Data entries

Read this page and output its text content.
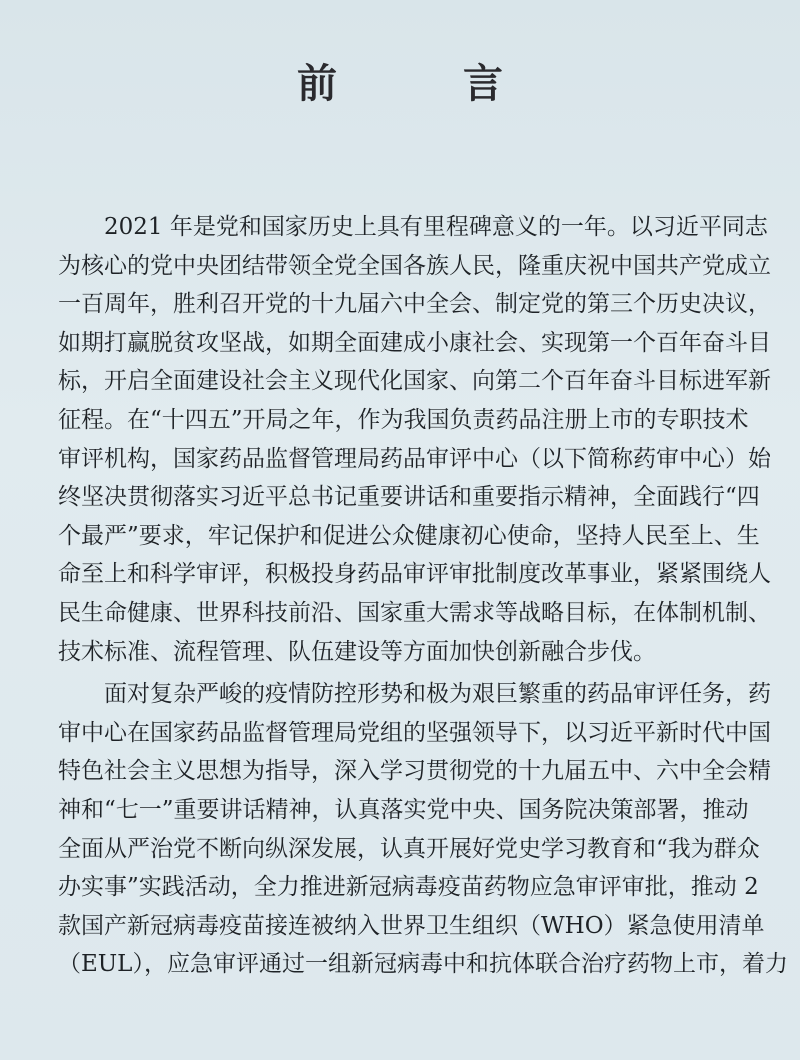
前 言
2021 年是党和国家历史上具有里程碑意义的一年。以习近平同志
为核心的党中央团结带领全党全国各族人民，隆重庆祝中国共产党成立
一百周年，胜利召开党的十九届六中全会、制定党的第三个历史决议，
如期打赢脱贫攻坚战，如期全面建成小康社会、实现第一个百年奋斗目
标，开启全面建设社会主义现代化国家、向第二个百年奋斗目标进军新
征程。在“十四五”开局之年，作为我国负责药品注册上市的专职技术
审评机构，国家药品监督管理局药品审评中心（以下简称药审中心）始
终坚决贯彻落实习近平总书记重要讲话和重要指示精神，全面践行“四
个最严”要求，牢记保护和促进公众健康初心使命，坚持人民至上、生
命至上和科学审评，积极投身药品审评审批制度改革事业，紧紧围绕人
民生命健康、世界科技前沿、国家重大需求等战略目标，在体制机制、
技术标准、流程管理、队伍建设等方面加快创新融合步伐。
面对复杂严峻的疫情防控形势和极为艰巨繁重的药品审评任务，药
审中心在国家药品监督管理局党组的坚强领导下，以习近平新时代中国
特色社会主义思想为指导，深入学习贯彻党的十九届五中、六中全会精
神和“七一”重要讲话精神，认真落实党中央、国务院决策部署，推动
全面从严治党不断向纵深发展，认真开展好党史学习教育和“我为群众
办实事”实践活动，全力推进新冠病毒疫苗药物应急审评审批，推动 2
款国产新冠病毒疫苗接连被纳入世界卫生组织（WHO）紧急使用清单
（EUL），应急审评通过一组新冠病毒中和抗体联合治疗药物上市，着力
==
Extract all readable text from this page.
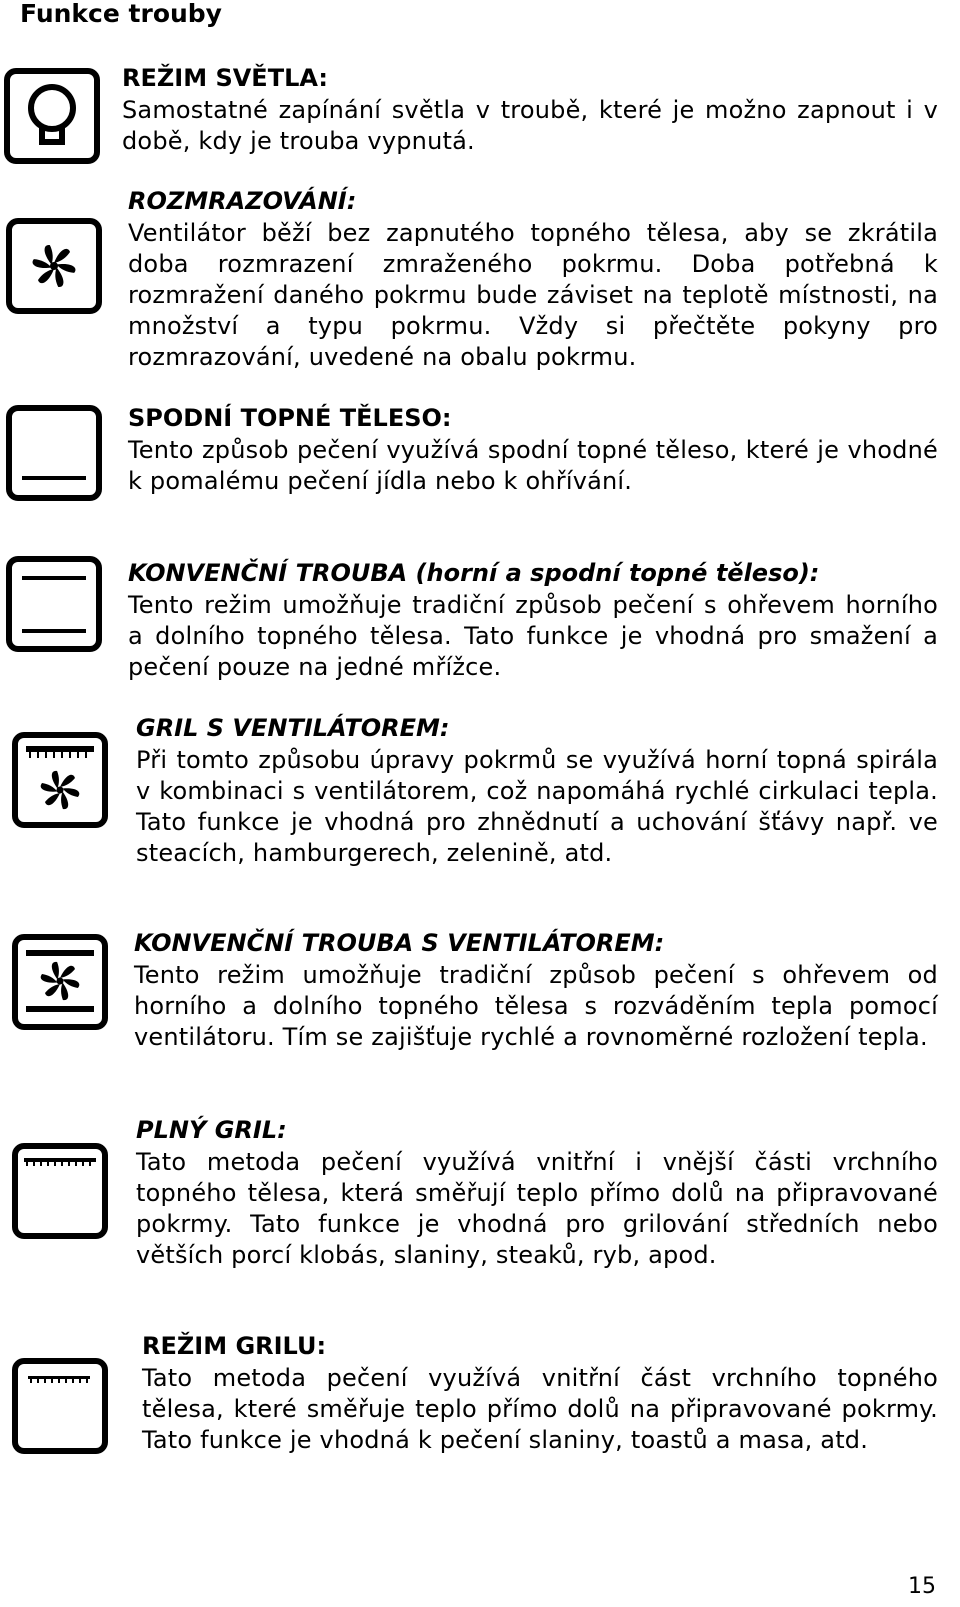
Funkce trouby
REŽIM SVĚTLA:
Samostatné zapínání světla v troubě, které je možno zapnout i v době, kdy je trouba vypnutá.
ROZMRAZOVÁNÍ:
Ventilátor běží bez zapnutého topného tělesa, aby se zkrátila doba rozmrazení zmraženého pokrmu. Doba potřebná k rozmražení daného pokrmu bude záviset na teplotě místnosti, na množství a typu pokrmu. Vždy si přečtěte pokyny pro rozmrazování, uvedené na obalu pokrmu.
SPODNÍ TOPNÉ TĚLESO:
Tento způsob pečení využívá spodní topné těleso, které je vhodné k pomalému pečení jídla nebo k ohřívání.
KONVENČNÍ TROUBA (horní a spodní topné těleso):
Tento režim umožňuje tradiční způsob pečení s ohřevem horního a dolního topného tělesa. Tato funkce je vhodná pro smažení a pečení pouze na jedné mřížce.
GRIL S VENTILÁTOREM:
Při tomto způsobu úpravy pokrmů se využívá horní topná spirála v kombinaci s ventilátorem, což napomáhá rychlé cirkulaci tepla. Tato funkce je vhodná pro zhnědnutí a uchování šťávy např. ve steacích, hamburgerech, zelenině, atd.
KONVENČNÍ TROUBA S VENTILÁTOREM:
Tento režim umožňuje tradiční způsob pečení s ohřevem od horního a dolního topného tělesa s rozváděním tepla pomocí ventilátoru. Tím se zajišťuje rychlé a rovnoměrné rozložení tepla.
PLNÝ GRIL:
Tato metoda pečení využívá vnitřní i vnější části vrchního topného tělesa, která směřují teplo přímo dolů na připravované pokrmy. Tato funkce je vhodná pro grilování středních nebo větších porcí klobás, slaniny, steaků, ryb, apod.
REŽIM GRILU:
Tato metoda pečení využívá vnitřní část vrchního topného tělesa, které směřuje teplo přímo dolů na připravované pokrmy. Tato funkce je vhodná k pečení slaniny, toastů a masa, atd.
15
---
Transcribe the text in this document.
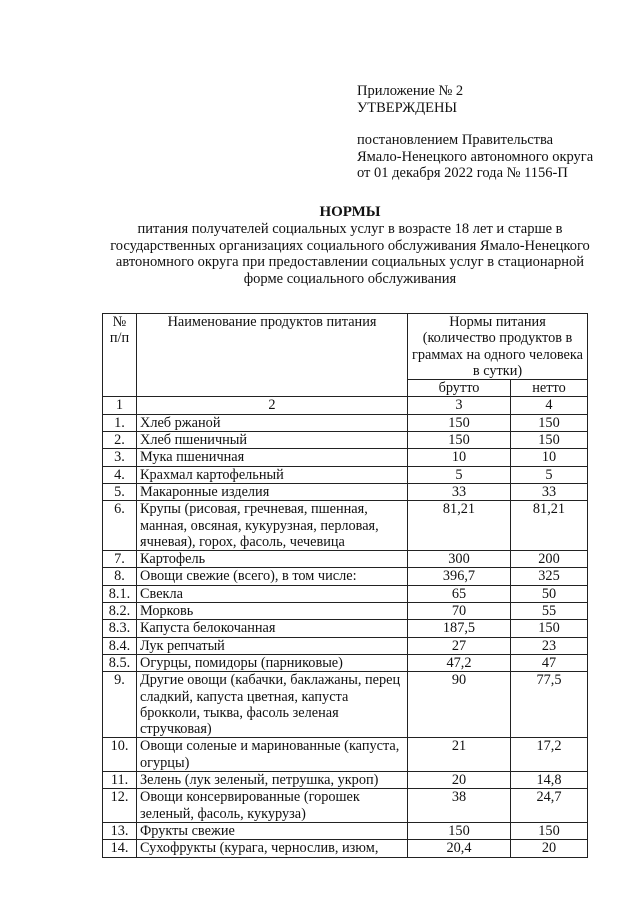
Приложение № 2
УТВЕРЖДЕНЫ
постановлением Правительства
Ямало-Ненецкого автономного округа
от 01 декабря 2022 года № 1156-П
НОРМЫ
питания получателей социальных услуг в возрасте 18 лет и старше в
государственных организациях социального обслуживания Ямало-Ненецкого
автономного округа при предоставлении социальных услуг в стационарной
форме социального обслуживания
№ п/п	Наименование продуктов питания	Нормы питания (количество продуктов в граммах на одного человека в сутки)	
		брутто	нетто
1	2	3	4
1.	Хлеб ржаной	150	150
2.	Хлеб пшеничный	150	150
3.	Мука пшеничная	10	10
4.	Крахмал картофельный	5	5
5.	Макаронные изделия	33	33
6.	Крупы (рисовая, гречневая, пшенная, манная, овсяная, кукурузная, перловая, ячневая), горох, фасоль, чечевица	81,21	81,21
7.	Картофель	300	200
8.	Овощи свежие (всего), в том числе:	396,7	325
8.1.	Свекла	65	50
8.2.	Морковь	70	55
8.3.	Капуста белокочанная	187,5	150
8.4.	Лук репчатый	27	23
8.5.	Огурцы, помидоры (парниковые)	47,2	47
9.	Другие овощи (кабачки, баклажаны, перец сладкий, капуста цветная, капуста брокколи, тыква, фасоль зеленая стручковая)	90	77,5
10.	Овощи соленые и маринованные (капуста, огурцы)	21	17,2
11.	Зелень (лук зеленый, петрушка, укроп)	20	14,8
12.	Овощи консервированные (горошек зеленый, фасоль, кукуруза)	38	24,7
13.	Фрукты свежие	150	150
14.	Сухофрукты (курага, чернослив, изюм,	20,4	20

◆ Directions
Pull out all lines from the listing that contain the string "které".

◆ Response
Samostatné zapínání světla v troubě, které je možno zapnout i v době, kdy je trouba vypnutá.
Tento způsob pečení využívá spodní topné těleso, které je vhodné k pomalému pečení jídla nebo k ohřívání.
Tato metoda pečení využívá vnitřní část vrchního topného tělesa, které směřuje teplo přímo dolů na připravované pokrmy. Tato funkce je vhodná k pečení slaniny, toastů a masa, atd.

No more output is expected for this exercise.